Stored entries
------------

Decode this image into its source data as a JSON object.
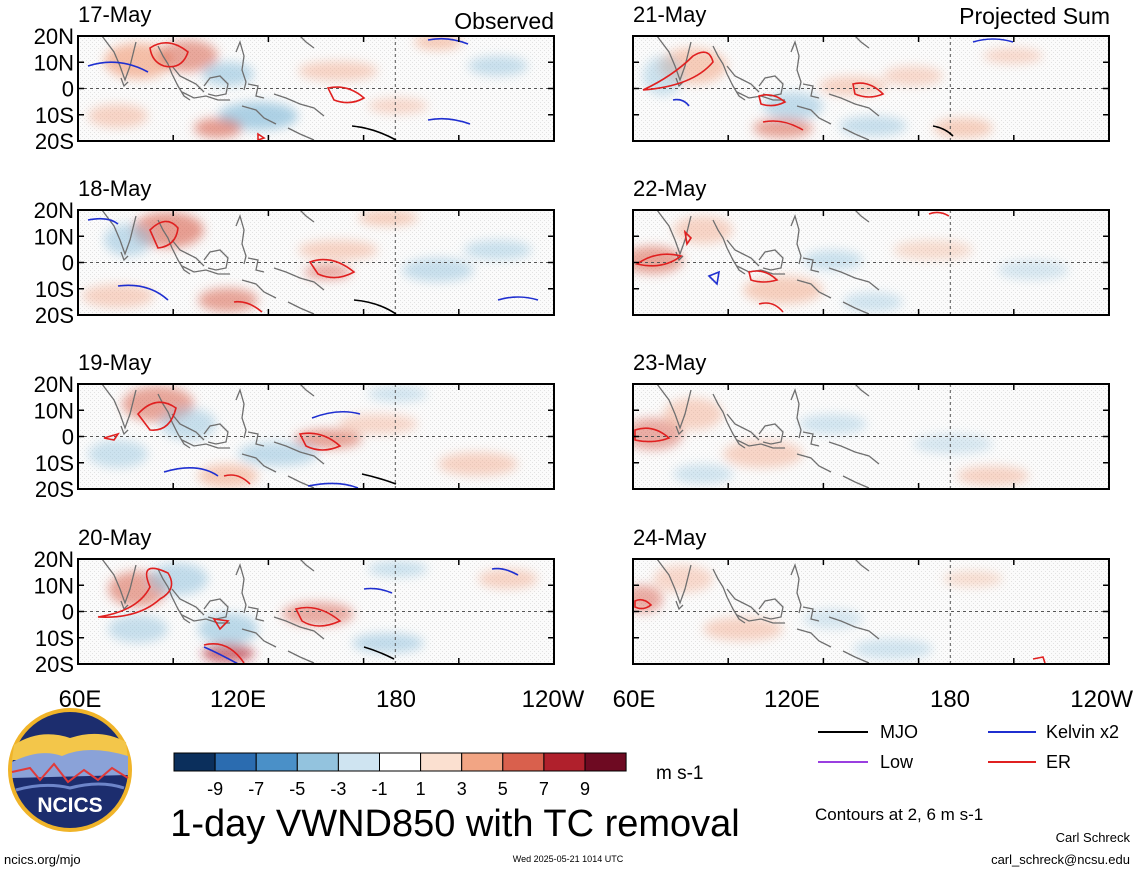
{
  "header": {
    "observed_label": "Observed",
    "projected_label": "Projected Sum"
  },
  "panels": [
    {
      "date": "17-May",
      "group": "observed"
    },
    {
      "date": "18-May",
      "group": "observed"
    },
    {
      "date": "19-May",
      "group": "observed"
    },
    {
      "date": "20-May",
      "group": "observed"
    },
    {
      "date": "21-May",
      "group": "projected"
    },
    {
      "date": "22-May",
      "group": "projected"
    },
    {
      "date": "23-May",
      "group": "projected"
    },
    {
      "date": "24-May",
      "group": "projected"
    }
  ],
  "axes": {
    "lat_labels": [
      "20N",
      "10N",
      "0",
      "10S",
      "20S"
    ],
    "lon_labels": [
      "60E",
      "120E",
      "180",
      "120W"
    ]
  },
  "colorbar": {
    "colors": [
      "#0b2f5c",
      "#2b6cb0",
      "#4a90c8",
      "#93c3de",
      "#cfe4f1",
      "#ffffff",
      "#fbe0d0",
      "#f2a584",
      "#d9604d",
      "#b0202c",
      "#6e0a22"
    ],
    "tick_labels": [
      "-9",
      "-7",
      "-5",
      "-3",
      "-1",
      "1",
      "3",
      "5",
      "7",
      "9"
    ],
    "units": "m s-1"
  },
  "legend": {
    "items": [
      {
        "label": "MJO",
        "color": "#000000"
      },
      {
        "label": "Kelvin x2",
        "color": "#1f2fd0"
      },
      {
        "label": "Low",
        "color": "#9a3fe0"
      },
      {
        "label": "ER",
        "color": "#e02020"
      }
    ],
    "contours_note": "Contours at 2, 6 m s-1"
  },
  "title": "1-day VWND850 with TC removal",
  "logo": {
    "text": "NCICS"
  },
  "footer": {
    "url": "ncics.org/mjo",
    "timestamp": "Wed 2025-05-21 1014 UTC",
    "author": "Carl Schreck",
    "email": "carl_schreck@ncsu.edu"
  }
}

------------

-- Objective --
For each line above that contains the word "date", copy that line.

-- Solution --
      "date": "17-May",
      "date": "18-May",
      "date": "19-May",
      "date": "20-May",
      "date": "21-May",
      "date": "22-May",
      "date": "23-May",
      "date": "24-May",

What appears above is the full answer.